## Written instruction
Write out the entire listing below exactly, with the pictures left out.

─── Records supplied

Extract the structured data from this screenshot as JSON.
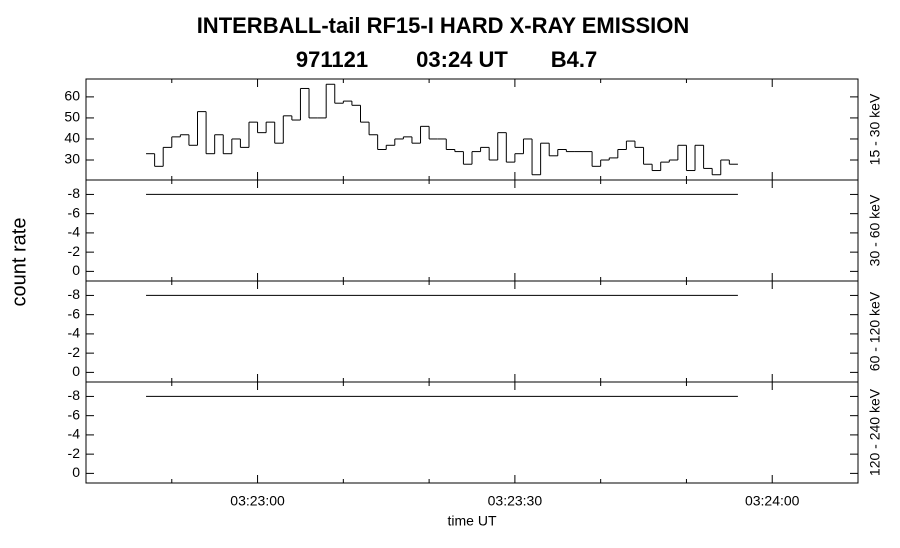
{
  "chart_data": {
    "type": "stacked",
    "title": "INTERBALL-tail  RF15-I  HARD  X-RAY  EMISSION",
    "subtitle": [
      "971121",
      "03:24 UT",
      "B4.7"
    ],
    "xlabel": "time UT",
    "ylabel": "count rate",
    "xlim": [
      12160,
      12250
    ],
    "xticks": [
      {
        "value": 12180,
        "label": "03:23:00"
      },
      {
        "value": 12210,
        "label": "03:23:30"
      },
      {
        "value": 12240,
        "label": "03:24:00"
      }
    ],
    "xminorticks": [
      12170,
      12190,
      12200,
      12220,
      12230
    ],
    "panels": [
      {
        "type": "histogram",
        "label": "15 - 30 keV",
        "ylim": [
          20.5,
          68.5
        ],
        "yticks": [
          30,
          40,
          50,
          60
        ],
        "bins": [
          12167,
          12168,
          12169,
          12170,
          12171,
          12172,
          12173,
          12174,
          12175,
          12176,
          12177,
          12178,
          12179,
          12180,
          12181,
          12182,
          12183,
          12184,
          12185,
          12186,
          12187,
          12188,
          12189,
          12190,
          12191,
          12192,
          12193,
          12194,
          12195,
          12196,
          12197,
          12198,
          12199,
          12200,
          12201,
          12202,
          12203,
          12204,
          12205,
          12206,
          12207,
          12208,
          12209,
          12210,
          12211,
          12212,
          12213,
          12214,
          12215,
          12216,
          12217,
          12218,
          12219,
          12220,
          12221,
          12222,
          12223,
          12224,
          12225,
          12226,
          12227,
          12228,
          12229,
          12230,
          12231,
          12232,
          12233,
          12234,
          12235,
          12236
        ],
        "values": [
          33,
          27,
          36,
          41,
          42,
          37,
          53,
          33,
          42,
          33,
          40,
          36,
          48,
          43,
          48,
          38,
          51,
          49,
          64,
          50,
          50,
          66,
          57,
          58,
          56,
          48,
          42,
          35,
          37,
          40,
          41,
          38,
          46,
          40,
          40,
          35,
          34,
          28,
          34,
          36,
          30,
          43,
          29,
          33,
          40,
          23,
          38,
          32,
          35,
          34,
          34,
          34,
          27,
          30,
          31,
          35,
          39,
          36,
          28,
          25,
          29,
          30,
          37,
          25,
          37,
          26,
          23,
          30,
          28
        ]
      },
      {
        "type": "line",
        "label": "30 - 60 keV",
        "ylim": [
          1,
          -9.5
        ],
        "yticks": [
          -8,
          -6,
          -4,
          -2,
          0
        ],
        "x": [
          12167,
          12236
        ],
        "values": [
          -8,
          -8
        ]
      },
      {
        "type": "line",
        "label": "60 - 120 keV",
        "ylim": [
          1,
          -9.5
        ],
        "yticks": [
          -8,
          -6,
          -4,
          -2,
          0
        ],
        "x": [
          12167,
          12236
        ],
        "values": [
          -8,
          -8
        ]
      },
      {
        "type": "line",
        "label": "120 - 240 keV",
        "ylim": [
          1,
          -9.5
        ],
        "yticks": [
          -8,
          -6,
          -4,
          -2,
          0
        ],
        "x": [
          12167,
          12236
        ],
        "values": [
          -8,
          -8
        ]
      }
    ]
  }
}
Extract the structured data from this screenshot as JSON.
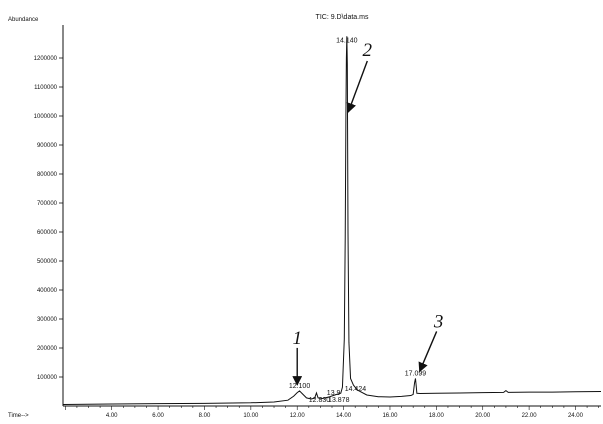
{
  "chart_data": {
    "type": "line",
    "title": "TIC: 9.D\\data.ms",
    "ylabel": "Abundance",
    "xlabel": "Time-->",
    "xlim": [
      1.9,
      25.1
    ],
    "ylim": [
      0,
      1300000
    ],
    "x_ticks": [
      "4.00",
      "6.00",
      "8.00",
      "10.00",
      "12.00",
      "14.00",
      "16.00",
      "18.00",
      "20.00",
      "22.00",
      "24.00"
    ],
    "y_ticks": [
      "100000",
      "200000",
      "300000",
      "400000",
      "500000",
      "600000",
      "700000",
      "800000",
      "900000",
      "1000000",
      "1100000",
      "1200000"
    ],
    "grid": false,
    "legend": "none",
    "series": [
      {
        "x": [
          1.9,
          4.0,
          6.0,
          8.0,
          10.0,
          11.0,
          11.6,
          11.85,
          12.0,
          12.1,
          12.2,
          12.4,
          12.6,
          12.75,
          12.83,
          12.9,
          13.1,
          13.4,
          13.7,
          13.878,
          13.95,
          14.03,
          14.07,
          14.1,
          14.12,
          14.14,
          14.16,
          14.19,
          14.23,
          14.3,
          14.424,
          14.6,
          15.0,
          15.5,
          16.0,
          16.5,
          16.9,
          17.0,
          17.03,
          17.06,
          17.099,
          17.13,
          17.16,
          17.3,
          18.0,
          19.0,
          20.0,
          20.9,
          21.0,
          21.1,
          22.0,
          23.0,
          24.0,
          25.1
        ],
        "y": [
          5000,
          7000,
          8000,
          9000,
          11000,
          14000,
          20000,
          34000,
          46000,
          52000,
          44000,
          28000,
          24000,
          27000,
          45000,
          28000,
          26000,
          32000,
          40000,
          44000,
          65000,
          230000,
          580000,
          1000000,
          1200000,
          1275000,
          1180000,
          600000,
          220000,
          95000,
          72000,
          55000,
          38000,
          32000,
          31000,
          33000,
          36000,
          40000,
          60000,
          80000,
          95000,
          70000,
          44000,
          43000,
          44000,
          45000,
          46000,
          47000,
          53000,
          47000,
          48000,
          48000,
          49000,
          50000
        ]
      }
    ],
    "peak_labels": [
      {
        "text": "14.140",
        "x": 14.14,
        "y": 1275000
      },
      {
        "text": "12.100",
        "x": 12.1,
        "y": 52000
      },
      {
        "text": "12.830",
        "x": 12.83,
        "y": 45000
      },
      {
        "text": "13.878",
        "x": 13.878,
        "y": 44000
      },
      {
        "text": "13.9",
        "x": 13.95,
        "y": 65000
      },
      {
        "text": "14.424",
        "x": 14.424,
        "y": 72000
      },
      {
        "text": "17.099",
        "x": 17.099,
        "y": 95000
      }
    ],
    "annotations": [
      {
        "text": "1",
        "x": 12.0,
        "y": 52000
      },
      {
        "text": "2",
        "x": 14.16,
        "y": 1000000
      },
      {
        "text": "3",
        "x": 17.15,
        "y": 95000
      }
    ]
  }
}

──────

## Response below
Extract the structured data from this screenshot as JSON.
{
  "chart_data": {
    "type": "stacked",
    "title": "INTERBALL-tail  RF15-I  HARD  X-RAY  EMISSION",
    "subtitle": [
      "971121",
      "03:24 UT",
      "B4.7"
    ],
    "xlabel": "time UT",
    "ylabel": "count rate",
    "xlim": [
      12160,
      12250
    ],
    "xticks": [
      {
        "value": 12180,
        "label": "03:23:00"
      },
      {
        "value": 12210,
        "label": "03:23:30"
      },
      {
        "value": 12240,
        "label": "03:24:00"
      }
    ],
    "xminorticks": [
      12170,
      12190,
      12200,
      12220,
      12230
    ],
    "panels": [
      {
        "type": "histogram",
        "label": "15 - 30 keV",
        "ylim": [
          20.5,
          68.5
        ],
        "yticks": [
          30,
          40,
          50,
          60
        ],
        "bins": [
          12167,
          12168,
          12169,
          12170,
          12171,
          12172,
          12173,
          12174,
          12175,
          12176,
          12177,
          12178,
          12179,
          12180,
          12181,
          12182,
          12183,
          12184,
          12185,
          12186,
          12187,
          12188,
          12189,
          12190,
          12191,
          12192,
          12193,
          12194,
          12195,
          12196,
          12197,
          12198,
          12199,
          12200,
          12201,
          12202,
          12203,
          12204,
          12205,
          12206,
          12207,
          12208,
          12209,
          12210,
          12211,
          12212,
          12213,
          12214,
          12215,
          12216,
          12217,
          12218,
          12219,
          12220,
          12221,
          12222,
          12223,
          12224,
          12225,
          12226,
          12227,
          12228,
          12229,
          12230,
          12231,
          12232,
          12233,
          12234,
          12235,
          12236
        ],
        "values": [
          33,
          27,
          36,
          41,
          42,
          37,
          53,
          33,
          42,
          33,
          40,
          36,
          48,
          43,
          48,
          38,
          51,
          49,
          64,
          50,
          50,
          66,
          57,
          58,
          56,
          48,
          42,
          35,
          37,
          40,
          41,
          38,
          46,
          40,
          40,
          35,
          34,
          28,
          34,
          36,
          30,
          43,
          29,
          33,
          40,
          23,
          38,
          32,
          35,
          34,
          34,
          34,
          27,
          30,
          31,
          35,
          39,
          36,
          28,
          25,
          29,
          30,
          37,
          25,
          37,
          26,
          23,
          30,
          28
        ]
      },
      {
        "type": "line",
        "label": "30 - 60 keV",
        "ylim": [
          1,
          -9.5
        ],
        "yticks": [
          -8,
          -6,
          -4,
          -2,
          0
        ],
        "x": [
          12167,
          12236
        ],
        "values": [
          -8,
          -8
        ]
      },
      {
        "type": "line",
        "label": "60 - 120 keV",
        "ylim": [
          1,
          -9.5
        ],
        "yticks": [
          -8,
          -6,
          -4,
          -2,
          0
        ],
        "x": [
          12167,
          12236
        ],
        "values": [
          -8,
          -8
        ]
      },
      {
        "type": "line",
        "label": "120 - 240 keV",
        "ylim": [
          1,
          -9.5
        ],
        "yticks": [
          -8,
          -6,
          -4,
          -2,
          0
        ],
        "x": [
          12167,
          12236
        ],
        "values": [
          -8,
          -8
        ]
      }
    ]
  }
}
Extract the structured data from this screenshot as JSON.
{
  "chart_data": {
    "type": "line",
    "title": "TIC: 9.D\\data.ms",
    "ylabel": "Abundance",
    "xlabel": "Time-->",
    "xlim": [
      1.9,
      25.1
    ],
    "ylim": [
      0,
      1300000
    ],
    "x_ticks": [
      "4.00",
      "6.00",
      "8.00",
      "10.00",
      "12.00",
      "14.00",
      "16.00",
      "18.00",
      "20.00",
      "22.00",
      "24.00"
    ],
    "y_ticks": [
      "100000",
      "200000",
      "300000",
      "400000",
      "500000",
      "600000",
      "700000",
      "800000",
      "900000",
      "1000000",
      "1100000",
      "1200000"
    ],
    "grid": false,
    "legend": "none",
    "series": [
      {
        "x": [
          1.9,
          4.0,
          6.0,
          8.0,
          10.0,
          11.0,
          11.6,
          11.85,
          12.0,
          12.1,
          12.2,
          12.4,
          12.6,
          12.75,
          12.83,
          12.9,
          13.1,
          13.4,
          13.7,
          13.878,
          13.95,
          14.03,
          14.07,
          14.1,
          14.12,
          14.14,
          14.16,
          14.19,
          14.23,
          14.3,
          14.424,
          14.6,
          15.0,
          15.5,
          16.0,
          16.5,
          16.9,
          17.0,
          17.03,
          17.06,
          17.099,
          17.13,
          17.16,
          17.3,
          18.0,
          19.0,
          20.0,
          20.9,
          21.0,
          21.1,
          22.0,
          23.0,
          24.0,
          25.1
        ],
        "y": [
          5000,
          7000,
          8000,
          9000,
          11000,
          14000,
          20000,
          34000,
          46000,
          52000,
          44000,
          28000,
          24000,
          27000,
          45000,
          28000,
          26000,
          32000,
          40000,
          44000,
          65000,
          230000,
          580000,
          1000000,
          1200000,
          1275000,
          1180000,
          600000,
          220000,
          95000,
          72000,
          55000,
          38000,
          32000,
          31000,
          33000,
          36000,
          40000,
          60000,
          80000,
          95000,
          70000,
          44000,
          43000,
          44000,
          45000,
          46000,
          47000,
          53000,
          47000,
          48000,
          48000,
          49000,
          50000
        ]
      }
    ],
    "peak_labels": [
      {
        "text": "14.140",
        "x": 14.14,
        "y": 1275000
      },
      {
        "text": "12.100",
        "x": 12.1,
        "y": 52000
      },
      {
        "text": "12.830",
        "x": 12.83,
        "y": 45000
      },
      {
        "text": "13.878",
        "x": 13.878,
        "y": 44000
      },
      {
        "text": "13.9",
        "x": 13.95,
        "y": 65000
      },
      {
        "text": "14.424",
        "x": 14.424,
        "y": 72000
      },
      {
        "text": "17.099",
        "x": 17.099,
        "y": 95000
      }
    ],
    "annotations": [
      {
        "text": "1",
        "x": 12.0,
        "y": 52000
      },
      {
        "text": "2",
        "x": 14.16,
        "y": 1000000
      },
      {
        "text": "3",
        "x": 17.15,
        "y": 95000
      }
    ]
  }
}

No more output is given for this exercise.